(Collection entries)
□ □ □ □ □
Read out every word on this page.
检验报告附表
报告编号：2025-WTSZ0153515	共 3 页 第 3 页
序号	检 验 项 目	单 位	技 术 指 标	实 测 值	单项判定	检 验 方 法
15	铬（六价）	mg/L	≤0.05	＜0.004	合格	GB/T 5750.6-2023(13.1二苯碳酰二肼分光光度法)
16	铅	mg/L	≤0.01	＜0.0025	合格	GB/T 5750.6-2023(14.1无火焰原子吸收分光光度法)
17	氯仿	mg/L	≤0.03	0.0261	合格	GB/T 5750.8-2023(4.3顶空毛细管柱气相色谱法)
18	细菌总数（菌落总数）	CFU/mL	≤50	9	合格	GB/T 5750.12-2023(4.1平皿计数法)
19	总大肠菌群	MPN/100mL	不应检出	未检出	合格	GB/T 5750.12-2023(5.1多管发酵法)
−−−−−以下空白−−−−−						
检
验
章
□ □ □ □ □
**Task details**. Repeat the data precisely, reproducing every entry.

**Result for this task**.
Read out every word on this page.
检验报告附表
报告编号：2025-WTSZ0153515	共 3 页 第 3 页
序号	检 验 项 目	单 位	技 术 指 标	实 测 值	单项判定	检 验 方 法
15	铬（六价）	mg/L	≤0.05	＜0.004	合格	GB/T 5750.6-2023(13.1二苯碳酰二肼分光光度法)
16	铅	mg/L	≤0.01	＜0.0025	合格	GB/T 5750.6-2023(14.1无火焰原子吸收分光光度法)
17	氯仿	mg/L	≤0.03	0.0261	合格	GB/T 5750.8-2023(4.3顶空毛细管柱气相色谱法)
18	细菌总数（菌落总数）	CFU/mL	≤50	9	合格	GB/T 5750.12-2023(4.1平皿计数法)
19	总大肠菌群	MPN/100mL	不应检出	未检出	合格	GB/T 5750.12-2023(5.1多管发酵法)
−−−−−以下空白−−−−−						
检
验
章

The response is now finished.